Goal of the exercise
Pick out and copy every line below that has the word "troubleshoot".

Supplied material
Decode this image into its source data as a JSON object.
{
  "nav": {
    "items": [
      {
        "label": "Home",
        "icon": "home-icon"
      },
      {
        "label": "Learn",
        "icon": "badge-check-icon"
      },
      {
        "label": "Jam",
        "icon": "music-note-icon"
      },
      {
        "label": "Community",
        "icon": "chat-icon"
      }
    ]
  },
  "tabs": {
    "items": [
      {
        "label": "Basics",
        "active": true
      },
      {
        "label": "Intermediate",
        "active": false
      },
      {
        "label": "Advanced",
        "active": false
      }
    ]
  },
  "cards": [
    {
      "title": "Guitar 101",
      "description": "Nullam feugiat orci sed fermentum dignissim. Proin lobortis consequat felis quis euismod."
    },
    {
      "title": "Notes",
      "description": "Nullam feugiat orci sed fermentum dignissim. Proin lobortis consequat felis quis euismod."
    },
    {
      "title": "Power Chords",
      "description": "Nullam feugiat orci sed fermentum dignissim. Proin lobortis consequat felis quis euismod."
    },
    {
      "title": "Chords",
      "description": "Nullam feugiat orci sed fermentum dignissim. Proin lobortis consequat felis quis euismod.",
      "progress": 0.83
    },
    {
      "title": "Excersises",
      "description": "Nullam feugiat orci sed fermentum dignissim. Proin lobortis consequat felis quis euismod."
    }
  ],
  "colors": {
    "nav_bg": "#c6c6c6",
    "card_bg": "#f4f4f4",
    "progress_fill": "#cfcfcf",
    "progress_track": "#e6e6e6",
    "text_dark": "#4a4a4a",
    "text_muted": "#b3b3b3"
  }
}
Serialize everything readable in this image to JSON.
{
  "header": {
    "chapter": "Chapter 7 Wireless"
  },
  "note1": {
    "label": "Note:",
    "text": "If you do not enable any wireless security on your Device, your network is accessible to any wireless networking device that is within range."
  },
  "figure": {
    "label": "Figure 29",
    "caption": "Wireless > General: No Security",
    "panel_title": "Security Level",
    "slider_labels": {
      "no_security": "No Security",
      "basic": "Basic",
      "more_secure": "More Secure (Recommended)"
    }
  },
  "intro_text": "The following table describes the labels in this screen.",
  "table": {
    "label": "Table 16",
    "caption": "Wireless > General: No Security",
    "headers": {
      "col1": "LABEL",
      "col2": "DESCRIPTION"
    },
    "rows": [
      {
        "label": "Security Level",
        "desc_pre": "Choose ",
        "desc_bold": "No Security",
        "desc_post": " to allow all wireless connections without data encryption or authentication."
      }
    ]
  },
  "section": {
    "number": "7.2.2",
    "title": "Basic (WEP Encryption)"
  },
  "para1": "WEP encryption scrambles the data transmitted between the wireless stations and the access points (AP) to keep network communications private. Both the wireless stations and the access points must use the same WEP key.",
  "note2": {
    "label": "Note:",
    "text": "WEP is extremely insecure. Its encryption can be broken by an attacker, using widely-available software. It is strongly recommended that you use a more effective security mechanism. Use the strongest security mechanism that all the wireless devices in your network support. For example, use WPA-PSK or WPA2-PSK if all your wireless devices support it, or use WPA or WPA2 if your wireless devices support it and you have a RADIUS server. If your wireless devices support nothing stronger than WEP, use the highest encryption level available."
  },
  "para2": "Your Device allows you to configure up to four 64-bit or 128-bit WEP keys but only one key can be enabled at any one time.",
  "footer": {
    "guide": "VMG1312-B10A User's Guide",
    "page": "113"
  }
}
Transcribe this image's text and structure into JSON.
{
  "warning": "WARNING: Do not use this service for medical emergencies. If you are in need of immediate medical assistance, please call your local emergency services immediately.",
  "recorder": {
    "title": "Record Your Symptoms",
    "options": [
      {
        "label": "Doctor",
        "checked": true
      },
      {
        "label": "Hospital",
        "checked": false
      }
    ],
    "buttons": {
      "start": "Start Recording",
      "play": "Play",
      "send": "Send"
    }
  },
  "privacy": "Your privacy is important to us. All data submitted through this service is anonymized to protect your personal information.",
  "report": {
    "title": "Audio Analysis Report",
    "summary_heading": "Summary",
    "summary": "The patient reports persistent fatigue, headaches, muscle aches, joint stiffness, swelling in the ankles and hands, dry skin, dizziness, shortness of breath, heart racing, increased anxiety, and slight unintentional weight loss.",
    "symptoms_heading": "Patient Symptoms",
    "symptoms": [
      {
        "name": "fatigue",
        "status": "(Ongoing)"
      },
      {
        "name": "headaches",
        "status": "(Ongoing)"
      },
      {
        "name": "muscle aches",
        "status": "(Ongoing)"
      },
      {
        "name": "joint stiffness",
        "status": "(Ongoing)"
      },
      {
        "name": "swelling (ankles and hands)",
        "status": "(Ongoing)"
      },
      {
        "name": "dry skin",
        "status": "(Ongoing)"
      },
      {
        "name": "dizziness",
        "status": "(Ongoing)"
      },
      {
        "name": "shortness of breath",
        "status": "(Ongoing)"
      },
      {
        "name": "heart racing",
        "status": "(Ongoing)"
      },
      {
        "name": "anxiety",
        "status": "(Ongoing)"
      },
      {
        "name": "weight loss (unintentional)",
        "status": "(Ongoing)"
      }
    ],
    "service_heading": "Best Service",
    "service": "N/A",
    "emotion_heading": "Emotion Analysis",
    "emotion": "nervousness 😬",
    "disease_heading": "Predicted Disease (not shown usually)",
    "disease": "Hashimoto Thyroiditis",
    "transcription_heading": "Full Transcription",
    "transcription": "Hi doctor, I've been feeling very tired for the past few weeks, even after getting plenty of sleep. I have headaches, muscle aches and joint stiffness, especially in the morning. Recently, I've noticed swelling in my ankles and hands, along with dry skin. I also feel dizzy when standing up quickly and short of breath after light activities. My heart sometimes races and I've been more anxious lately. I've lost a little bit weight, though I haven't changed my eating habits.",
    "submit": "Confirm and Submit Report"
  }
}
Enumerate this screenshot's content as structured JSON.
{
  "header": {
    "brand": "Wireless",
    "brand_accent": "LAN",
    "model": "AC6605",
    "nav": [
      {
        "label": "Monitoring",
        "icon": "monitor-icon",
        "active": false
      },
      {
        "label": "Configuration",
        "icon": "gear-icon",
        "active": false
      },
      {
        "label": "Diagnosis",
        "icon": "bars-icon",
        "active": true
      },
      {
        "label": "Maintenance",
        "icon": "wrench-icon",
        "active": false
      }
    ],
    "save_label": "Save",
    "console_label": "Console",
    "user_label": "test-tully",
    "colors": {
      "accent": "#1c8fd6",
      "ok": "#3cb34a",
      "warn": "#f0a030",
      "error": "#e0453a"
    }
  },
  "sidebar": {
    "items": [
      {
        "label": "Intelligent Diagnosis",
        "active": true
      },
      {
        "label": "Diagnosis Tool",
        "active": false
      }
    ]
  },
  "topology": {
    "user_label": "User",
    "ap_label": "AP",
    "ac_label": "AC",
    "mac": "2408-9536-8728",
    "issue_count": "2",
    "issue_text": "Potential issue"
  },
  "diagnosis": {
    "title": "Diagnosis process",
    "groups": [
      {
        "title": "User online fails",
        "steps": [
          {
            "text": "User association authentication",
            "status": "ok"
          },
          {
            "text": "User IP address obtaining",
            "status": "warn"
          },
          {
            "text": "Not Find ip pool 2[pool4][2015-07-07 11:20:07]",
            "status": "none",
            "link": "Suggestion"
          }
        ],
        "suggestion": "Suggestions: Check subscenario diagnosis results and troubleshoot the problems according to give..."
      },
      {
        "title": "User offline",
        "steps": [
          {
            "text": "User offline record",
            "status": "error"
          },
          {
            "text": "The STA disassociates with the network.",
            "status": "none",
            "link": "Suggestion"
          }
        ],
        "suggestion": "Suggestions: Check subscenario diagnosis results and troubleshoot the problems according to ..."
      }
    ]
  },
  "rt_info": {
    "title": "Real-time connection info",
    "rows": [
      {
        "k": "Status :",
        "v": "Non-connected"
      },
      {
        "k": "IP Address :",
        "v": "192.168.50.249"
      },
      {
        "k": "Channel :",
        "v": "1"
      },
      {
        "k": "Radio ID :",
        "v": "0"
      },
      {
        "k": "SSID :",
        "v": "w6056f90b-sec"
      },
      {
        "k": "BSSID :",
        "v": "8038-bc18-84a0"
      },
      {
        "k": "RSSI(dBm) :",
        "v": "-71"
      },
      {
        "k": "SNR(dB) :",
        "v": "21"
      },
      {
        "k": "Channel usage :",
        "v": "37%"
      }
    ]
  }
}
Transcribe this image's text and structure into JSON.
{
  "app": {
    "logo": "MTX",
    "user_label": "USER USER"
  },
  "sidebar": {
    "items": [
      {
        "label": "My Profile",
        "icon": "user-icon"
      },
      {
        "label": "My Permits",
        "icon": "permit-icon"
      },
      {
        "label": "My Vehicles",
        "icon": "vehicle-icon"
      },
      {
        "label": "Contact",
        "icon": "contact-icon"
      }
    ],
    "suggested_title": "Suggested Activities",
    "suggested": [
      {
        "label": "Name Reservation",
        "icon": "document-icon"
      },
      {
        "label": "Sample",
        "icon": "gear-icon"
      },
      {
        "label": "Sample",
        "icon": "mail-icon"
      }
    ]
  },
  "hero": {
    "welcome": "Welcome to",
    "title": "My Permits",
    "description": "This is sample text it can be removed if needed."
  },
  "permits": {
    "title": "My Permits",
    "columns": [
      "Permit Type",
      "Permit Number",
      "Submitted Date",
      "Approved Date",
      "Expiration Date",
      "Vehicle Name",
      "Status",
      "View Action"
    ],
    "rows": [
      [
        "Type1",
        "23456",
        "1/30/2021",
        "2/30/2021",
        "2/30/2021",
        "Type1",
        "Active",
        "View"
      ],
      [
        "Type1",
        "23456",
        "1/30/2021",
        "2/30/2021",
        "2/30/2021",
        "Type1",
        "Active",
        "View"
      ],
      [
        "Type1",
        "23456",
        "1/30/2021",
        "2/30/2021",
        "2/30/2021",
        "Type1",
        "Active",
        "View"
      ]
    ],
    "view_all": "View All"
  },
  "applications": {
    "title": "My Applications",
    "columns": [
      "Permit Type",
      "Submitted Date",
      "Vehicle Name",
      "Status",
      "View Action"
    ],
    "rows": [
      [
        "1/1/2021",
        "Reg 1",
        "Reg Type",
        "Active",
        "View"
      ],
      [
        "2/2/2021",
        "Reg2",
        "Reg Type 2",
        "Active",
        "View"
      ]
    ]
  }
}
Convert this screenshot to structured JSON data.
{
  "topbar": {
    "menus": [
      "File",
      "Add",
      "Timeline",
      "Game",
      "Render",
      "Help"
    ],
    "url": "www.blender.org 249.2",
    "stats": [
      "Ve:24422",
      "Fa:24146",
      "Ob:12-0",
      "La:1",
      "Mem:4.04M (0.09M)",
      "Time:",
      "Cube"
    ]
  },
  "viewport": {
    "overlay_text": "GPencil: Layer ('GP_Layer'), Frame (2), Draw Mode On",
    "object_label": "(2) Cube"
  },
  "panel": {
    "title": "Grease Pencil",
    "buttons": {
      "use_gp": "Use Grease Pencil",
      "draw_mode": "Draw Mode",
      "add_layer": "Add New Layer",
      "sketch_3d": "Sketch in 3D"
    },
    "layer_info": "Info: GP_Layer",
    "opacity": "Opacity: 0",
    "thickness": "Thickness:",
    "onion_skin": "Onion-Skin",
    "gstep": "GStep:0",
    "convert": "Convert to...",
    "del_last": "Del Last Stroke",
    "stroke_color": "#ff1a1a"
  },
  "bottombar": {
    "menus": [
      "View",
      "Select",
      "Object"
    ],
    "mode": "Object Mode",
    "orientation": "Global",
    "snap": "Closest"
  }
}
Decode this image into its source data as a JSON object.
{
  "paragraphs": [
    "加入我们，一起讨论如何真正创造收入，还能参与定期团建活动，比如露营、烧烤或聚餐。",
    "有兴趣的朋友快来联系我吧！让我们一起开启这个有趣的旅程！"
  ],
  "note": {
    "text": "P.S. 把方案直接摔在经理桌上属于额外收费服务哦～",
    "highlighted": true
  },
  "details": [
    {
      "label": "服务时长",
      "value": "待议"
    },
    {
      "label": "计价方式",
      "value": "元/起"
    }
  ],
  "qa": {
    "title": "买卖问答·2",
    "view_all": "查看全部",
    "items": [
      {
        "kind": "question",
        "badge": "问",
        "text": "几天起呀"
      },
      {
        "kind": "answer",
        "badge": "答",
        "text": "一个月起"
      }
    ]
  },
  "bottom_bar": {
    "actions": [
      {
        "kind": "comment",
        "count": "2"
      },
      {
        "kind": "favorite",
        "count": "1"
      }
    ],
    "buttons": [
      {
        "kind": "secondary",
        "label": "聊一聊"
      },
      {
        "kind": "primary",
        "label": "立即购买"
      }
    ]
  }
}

Final result
        "suggestion": "Suggestions: Check subscenario diagnosis results and troubleshoot the problems according to give..."
        "suggestion": "Suggestions: Check subscenario diagnosis results and troubleshoot the problems according to ..."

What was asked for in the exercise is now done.